• What the exercise asks:
In the listing that follows, count each line containing the string "partie" and report only the count.

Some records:
--

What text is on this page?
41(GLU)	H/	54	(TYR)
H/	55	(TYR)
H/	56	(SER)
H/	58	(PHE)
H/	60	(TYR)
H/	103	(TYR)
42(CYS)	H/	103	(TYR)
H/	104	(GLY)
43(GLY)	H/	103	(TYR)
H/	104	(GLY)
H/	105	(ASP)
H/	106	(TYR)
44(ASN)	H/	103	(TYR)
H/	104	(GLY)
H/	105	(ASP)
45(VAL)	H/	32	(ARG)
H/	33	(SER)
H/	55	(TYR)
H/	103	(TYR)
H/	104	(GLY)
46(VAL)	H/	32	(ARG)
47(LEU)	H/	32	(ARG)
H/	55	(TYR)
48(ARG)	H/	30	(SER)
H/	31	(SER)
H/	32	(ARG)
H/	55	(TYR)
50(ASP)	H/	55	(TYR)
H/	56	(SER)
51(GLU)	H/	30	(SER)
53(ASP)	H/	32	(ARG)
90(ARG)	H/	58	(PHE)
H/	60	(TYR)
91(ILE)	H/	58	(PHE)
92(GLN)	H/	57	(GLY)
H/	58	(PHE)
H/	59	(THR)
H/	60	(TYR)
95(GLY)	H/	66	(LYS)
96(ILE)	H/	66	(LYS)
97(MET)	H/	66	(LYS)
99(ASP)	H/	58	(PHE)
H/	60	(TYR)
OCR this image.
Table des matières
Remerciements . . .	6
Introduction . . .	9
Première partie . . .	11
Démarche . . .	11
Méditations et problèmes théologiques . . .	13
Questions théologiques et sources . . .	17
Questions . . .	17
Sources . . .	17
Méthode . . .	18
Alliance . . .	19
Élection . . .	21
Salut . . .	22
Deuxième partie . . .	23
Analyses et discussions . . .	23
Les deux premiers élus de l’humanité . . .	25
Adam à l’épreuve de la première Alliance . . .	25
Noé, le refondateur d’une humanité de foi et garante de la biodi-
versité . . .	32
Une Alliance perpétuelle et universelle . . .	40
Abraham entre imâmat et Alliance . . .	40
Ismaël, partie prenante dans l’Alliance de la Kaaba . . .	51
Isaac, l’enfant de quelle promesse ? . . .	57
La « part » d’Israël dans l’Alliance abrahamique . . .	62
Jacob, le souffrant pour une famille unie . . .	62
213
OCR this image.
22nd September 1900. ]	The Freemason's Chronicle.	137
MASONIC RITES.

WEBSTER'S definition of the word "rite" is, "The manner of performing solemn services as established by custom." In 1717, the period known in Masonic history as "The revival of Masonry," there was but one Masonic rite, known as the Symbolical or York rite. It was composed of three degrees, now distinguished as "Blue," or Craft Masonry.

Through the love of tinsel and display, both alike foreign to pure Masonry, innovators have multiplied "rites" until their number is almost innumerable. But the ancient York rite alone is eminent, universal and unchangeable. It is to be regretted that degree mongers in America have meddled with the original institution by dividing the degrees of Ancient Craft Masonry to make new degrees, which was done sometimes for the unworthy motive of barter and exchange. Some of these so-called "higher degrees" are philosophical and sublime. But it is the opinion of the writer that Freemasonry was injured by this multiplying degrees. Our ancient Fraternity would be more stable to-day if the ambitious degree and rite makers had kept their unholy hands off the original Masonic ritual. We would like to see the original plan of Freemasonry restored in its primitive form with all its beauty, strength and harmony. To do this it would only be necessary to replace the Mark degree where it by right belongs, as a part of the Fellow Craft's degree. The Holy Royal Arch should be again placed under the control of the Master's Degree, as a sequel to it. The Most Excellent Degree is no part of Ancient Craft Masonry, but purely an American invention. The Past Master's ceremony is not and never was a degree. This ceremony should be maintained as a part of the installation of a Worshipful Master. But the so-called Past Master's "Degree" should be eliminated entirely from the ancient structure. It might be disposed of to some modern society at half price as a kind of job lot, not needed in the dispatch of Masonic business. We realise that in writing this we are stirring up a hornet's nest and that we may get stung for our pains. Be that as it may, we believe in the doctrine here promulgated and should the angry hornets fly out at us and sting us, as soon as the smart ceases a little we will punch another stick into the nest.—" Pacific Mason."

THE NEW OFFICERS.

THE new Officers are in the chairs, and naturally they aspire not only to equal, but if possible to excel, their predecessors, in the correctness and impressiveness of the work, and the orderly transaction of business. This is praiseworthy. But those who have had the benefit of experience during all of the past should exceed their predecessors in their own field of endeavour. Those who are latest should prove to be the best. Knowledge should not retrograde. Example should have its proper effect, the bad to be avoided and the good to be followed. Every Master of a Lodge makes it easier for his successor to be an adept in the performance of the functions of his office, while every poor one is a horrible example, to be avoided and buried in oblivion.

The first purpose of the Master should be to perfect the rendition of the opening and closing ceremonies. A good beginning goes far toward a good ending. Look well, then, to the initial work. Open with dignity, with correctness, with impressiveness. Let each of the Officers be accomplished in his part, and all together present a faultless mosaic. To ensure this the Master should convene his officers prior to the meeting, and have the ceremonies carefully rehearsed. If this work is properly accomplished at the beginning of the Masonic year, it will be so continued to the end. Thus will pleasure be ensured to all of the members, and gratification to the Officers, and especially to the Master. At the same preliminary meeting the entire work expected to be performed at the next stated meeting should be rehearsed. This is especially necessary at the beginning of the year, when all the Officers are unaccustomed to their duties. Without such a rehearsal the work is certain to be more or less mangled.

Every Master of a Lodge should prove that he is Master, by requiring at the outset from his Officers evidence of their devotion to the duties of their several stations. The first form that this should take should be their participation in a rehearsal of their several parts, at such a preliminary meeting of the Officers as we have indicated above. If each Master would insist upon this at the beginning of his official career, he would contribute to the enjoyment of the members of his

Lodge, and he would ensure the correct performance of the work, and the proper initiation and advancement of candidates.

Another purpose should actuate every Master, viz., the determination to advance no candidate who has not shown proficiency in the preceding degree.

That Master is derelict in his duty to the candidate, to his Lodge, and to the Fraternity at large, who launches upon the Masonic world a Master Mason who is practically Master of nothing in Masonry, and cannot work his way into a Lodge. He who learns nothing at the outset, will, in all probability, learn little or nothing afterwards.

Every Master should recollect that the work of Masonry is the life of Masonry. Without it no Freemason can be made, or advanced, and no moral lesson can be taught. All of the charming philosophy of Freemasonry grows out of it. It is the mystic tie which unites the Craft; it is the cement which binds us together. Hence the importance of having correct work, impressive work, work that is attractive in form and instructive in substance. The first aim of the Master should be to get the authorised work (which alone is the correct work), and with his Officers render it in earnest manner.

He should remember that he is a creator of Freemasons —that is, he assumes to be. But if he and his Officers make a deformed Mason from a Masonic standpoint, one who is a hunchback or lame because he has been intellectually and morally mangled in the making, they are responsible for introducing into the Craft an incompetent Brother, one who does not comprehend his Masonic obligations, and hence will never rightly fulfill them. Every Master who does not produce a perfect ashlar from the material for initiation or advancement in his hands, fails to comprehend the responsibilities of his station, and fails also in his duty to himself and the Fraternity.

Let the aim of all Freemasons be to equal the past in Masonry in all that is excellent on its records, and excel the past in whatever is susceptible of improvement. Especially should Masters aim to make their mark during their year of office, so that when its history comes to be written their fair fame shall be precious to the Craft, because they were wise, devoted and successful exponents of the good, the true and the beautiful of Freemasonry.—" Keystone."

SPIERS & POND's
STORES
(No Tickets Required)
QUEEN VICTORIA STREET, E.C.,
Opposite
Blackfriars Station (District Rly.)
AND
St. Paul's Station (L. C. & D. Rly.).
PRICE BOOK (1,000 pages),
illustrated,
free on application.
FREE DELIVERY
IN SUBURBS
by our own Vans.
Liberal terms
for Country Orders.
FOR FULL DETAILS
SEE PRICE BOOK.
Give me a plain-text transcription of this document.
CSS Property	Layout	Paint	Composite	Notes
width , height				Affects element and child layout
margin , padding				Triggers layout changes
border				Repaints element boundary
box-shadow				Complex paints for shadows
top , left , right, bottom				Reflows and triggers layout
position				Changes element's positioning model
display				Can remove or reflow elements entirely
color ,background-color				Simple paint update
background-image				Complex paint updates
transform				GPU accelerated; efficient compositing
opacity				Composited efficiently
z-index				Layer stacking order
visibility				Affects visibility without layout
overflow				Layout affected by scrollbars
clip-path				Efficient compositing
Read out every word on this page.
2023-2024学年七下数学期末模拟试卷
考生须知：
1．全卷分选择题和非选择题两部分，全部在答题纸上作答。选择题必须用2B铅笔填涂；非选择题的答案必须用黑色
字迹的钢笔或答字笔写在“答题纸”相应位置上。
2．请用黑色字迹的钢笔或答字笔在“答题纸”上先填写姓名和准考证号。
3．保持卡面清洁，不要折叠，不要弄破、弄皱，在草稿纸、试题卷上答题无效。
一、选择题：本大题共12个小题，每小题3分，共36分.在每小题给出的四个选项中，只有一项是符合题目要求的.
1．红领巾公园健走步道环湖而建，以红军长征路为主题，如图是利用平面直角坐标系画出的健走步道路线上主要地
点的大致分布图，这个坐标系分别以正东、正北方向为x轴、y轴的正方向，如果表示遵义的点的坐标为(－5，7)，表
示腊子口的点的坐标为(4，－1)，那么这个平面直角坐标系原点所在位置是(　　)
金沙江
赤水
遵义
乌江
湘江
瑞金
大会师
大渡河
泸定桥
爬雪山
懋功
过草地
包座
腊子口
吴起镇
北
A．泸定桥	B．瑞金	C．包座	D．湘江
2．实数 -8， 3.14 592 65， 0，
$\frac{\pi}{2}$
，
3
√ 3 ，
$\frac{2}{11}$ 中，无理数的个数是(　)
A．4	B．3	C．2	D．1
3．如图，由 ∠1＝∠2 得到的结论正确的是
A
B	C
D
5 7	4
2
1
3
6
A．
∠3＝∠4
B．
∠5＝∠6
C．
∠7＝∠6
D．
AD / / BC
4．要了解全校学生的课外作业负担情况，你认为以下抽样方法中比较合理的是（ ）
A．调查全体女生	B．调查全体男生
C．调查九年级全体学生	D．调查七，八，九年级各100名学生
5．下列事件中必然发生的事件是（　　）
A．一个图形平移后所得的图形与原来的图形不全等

--

• Worked solution:
3